* BEGIN EXERCISE INPUTS *

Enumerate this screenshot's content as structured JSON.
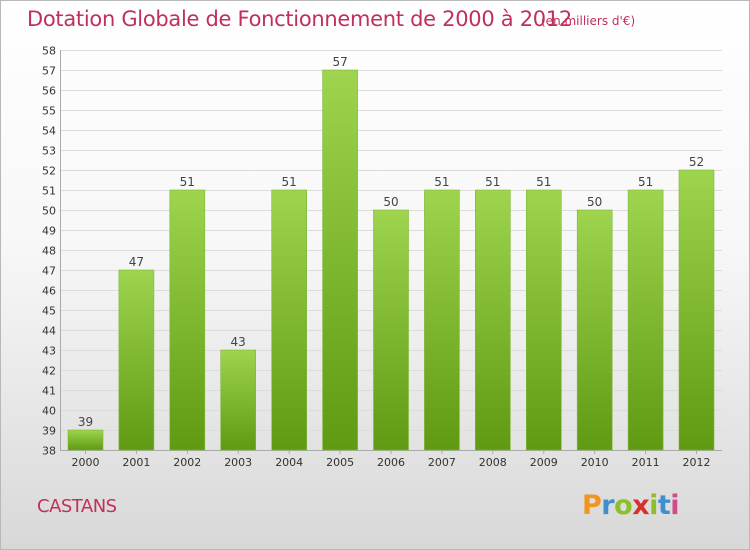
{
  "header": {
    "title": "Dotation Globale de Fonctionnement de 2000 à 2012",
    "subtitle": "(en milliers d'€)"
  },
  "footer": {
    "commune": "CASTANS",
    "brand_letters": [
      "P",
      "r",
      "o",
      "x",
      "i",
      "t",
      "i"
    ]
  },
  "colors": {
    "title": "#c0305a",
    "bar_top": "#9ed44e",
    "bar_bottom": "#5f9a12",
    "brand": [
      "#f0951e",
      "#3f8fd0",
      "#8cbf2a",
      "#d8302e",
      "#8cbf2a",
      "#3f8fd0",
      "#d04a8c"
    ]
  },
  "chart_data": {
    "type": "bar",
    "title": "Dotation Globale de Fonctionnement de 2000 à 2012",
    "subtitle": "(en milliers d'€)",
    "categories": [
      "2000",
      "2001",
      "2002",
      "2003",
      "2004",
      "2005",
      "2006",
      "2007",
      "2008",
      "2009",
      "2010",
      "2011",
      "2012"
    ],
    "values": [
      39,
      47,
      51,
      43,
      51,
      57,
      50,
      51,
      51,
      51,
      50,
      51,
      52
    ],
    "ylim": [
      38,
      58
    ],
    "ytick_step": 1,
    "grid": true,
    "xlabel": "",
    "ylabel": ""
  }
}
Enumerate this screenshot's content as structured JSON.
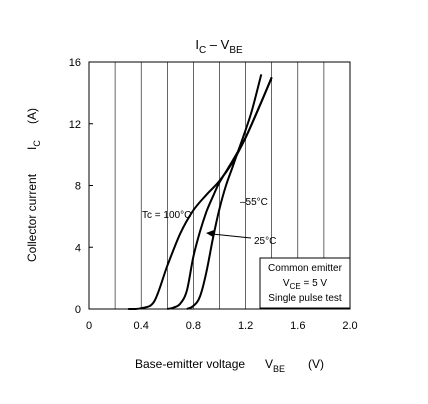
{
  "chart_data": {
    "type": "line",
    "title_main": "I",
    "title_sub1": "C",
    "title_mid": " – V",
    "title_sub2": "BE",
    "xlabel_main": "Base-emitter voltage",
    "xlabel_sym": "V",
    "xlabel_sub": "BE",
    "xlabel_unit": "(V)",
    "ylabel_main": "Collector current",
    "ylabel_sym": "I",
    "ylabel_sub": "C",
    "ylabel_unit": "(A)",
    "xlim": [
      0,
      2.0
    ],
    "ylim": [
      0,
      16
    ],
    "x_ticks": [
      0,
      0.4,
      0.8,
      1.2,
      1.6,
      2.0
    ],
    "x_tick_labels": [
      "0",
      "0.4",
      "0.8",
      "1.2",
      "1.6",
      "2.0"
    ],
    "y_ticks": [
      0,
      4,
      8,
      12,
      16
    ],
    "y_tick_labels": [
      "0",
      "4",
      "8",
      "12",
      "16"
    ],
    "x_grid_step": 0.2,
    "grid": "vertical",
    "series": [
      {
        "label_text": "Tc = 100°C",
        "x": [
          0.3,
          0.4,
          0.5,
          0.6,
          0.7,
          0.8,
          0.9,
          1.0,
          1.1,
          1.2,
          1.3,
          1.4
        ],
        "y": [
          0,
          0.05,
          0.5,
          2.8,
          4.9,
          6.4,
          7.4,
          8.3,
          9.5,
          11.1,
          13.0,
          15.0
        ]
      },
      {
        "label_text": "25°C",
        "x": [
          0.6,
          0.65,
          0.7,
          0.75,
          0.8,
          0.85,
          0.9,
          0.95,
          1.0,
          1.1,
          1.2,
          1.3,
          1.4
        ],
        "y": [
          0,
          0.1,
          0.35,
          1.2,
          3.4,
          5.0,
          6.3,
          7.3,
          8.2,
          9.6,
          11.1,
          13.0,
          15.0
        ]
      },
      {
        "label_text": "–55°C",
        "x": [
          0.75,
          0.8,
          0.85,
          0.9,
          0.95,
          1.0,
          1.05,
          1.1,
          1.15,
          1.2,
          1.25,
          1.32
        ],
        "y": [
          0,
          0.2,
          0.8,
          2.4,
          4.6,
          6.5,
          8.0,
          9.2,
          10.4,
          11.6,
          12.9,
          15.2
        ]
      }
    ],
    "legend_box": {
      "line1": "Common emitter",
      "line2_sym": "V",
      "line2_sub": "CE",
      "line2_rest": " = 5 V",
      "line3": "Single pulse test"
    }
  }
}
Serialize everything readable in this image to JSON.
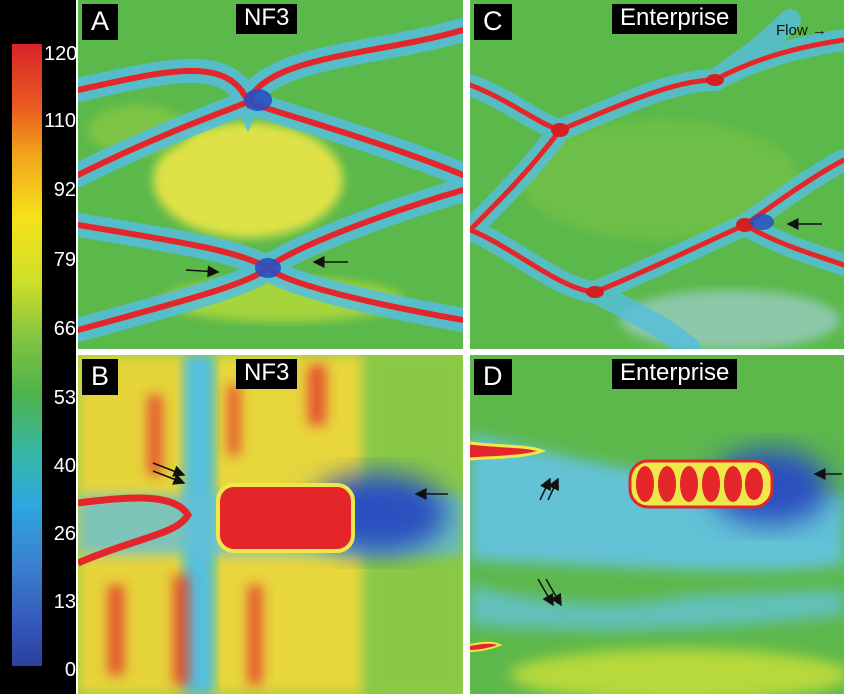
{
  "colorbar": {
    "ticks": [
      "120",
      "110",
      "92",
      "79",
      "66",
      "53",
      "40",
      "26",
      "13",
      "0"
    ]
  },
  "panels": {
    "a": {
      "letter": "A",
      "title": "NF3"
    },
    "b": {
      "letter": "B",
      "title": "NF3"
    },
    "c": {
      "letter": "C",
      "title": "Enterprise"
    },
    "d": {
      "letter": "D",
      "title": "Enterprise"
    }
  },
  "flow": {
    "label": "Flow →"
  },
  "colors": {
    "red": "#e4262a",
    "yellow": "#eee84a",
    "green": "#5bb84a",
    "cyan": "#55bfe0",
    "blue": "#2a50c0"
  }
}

* END EXERCISE INPUTS *

GOAL:
Repeat all of the records verbatim, leaving out the pictures.

WRITTEN RESPONSE:
Enumerate this screenshot's content as structured JSON.
{
  "header": {
    "title": "Dotation Globale de Fonctionnement de 2000 à 2012",
    "subtitle": "(en milliers d'€)"
  },
  "footer": {
    "commune": "CASTANS",
    "brand_letters": [
      "P",
      "r",
      "o",
      "x",
      "i",
      "t",
      "i"
    ]
  },
  "colors": {
    "title": "#c0305a",
    "bar_top": "#9ed44e",
    "bar_bottom": "#5f9a12",
    "brand": [
      "#f0951e",
      "#3f8fd0",
      "#8cbf2a",
      "#d8302e",
      "#8cbf2a",
      "#3f8fd0",
      "#d04a8c"
    ]
  },
  "chart_data": {
    "type": "bar",
    "title": "Dotation Globale de Fonctionnement de 2000 à 2012",
    "subtitle": "(en milliers d'€)",
    "categories": [
      "2000",
      "2001",
      "2002",
      "2003",
      "2004",
      "2005",
      "2006",
      "2007",
      "2008",
      "2009",
      "2010",
      "2011",
      "2012"
    ],
    "values": [
      39,
      47,
      51,
      43,
      51,
      57,
      50,
      51,
      51,
      51,
      50,
      51,
      52
    ],
    "ylim": [
      38,
      58
    ],
    "ytick_step": 1,
    "grid": true,
    "xlabel": "",
    "ylabel": ""
  }
}
Enumerate this screenshot's content as structured JSON.
{
  "chart_data": {
    "type": "line",
    "title_main": "I",
    "title_sub1": "C",
    "title_mid": " – V",
    "title_sub2": "BE",
    "xlabel_main": "Base-emitter voltage",
    "xlabel_sym": "V",
    "xlabel_sub": "BE",
    "xlabel_unit": "(V)",
    "ylabel_main": "Collector current",
    "ylabel_sym": "I",
    "ylabel_sub": "C",
    "ylabel_unit": "(A)",
    "xlim": [
      0,
      2.0
    ],
    "ylim": [
      0,
      16
    ],
    "x_ticks": [
      0,
      0.4,
      0.8,
      1.2,
      1.6,
      2.0
    ],
    "x_tick_labels": [
      "0",
      "0.4",
      "0.8",
      "1.2",
      "1.6",
      "2.0"
    ],
    "y_ticks": [
      0,
      4,
      8,
      12,
      16
    ],
    "y_tick_labels": [
      "0",
      "4",
      "8",
      "12",
      "16"
    ],
    "x_grid_step": 0.2,
    "grid": "vertical",
    "series": [
      {
        "label_text": "Tc = 100°C",
        "x": [
          0.3,
          0.4,
          0.5,
          0.6,
          0.7,
          0.8,
          0.9,
          1.0,
          1.1,
          1.2,
          1.3,
          1.4
        ],
        "y": [
          0,
          0.05,
          0.5,
          2.8,
          4.9,
          6.4,
          7.4,
          8.3,
          9.5,
          11.1,
          13.0,
          15.0
        ]
      },
      {
        "label_text": "25°C",
        "x": [
          0.6,
          0.65,
          0.7,
          0.75,
          0.8,
          0.85,
          0.9,
          0.95,
          1.0,
          1.1,
          1.2,
          1.3,
          1.4
        ],
        "y": [
          0,
          0.1,
          0.35,
          1.2,
          3.4,
          5.0,
          6.3,
          7.3,
          8.2,
          9.6,
          11.1,
          13.0,
          15.0
        ]
      },
      {
        "label_text": "–55°C",
        "x": [
          0.75,
          0.8,
          0.85,
          0.9,
          0.95,
          1.0,
          1.05,
          1.1,
          1.15,
          1.2,
          1.25,
          1.32
        ],
        "y": [
          0,
          0.2,
          0.8,
          2.4,
          4.6,
          6.5,
          8.0,
          9.2,
          10.4,
          11.6,
          12.9,
          15.2
        ]
      }
    ],
    "legend_box": {
      "line1": "Common emitter",
      "line2_sym": "V",
      "line2_sub": "CE",
      "line2_rest": " = 5 V",
      "line3": "Single pulse test"
    }
  }
}
Serialize everything readable in this image to JSON.
{
  "colorbar": {
    "ticks": [
      "120",
      "110",
      "92",
      "79",
      "66",
      "53",
      "40",
      "26",
      "13",
      "0"
    ]
  },
  "panels": {
    "a": {
      "letter": "A",
      "title": "NF3"
    },
    "b": {
      "letter": "B",
      "title": "NF3"
    },
    "c": {
      "letter": "C",
      "title": "Enterprise"
    },
    "d": {
      "letter": "D",
      "title": "Enterprise"
    }
  },
  "flow": {
    "label": "Flow →"
  },
  "colors": {
    "red": "#e4262a",
    "yellow": "#eee84a",
    "green": "#5bb84a",
    "cyan": "#55bfe0",
    "blue": "#2a50c0"
  }
}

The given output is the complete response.